--- start ---
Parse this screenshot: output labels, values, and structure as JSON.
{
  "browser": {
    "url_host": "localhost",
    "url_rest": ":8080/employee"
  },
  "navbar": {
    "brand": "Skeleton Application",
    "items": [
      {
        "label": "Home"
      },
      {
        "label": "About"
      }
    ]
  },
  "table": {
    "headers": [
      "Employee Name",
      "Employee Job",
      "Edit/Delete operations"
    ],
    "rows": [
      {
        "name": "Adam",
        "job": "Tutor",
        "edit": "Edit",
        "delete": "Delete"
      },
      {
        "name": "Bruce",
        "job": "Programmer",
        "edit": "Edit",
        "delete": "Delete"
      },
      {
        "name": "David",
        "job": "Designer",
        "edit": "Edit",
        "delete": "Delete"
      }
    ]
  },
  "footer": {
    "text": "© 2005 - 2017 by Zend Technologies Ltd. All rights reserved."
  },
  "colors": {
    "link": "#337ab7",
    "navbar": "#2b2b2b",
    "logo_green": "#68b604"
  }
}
--- end ---
--- start ---
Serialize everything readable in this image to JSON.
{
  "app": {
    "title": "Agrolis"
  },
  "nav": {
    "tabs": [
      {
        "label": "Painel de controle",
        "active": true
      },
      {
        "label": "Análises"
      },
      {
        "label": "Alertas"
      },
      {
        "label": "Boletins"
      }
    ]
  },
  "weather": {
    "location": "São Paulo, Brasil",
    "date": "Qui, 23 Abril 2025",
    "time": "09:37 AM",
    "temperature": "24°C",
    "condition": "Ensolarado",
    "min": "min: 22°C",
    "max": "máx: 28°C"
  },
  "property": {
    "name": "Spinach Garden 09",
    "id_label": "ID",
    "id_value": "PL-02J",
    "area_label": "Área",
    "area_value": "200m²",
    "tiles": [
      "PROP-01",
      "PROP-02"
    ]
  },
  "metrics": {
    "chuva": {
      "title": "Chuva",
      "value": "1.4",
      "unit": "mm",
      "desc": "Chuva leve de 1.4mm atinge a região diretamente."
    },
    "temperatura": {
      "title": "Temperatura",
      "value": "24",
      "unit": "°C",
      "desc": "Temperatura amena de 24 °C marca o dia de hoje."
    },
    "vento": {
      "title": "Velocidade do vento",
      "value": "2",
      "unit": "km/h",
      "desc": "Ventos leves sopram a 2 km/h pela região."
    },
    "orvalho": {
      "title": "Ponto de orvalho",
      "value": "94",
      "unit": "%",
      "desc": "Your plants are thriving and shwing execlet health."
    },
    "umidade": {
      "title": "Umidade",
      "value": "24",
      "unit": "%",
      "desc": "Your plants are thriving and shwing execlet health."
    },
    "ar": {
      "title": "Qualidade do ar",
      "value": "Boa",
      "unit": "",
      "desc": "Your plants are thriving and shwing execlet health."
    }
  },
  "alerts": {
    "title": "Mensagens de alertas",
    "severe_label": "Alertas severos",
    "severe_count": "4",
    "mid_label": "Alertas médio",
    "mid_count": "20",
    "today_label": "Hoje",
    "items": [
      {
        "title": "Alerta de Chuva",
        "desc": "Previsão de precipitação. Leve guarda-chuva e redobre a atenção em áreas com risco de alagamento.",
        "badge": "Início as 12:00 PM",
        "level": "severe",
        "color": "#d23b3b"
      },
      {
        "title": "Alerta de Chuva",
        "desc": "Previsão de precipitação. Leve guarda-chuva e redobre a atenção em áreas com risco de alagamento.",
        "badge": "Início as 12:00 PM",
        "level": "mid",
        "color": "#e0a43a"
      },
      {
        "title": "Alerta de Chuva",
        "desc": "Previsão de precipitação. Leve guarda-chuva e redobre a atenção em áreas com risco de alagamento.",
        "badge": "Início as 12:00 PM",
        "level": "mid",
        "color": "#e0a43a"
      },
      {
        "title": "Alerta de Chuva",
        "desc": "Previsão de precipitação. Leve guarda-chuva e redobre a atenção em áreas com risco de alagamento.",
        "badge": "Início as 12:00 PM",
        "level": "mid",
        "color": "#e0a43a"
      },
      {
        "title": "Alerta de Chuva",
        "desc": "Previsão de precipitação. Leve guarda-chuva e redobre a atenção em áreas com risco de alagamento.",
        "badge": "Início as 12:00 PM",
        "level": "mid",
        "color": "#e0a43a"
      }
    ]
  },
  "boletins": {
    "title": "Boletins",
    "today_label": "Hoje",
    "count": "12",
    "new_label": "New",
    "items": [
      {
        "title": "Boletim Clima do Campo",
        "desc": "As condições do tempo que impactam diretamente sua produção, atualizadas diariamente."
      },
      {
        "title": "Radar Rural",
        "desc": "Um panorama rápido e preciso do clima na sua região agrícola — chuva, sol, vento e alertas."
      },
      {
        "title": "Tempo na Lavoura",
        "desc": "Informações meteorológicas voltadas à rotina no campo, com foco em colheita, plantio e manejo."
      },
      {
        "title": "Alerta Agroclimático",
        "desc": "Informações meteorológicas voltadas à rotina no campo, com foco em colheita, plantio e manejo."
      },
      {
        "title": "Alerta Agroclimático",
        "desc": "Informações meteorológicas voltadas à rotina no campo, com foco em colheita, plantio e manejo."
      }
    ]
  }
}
--- end ---
What the task requires:
Give the number of lines in the listing above that contain "unit", and nothing else.

Written answer:
6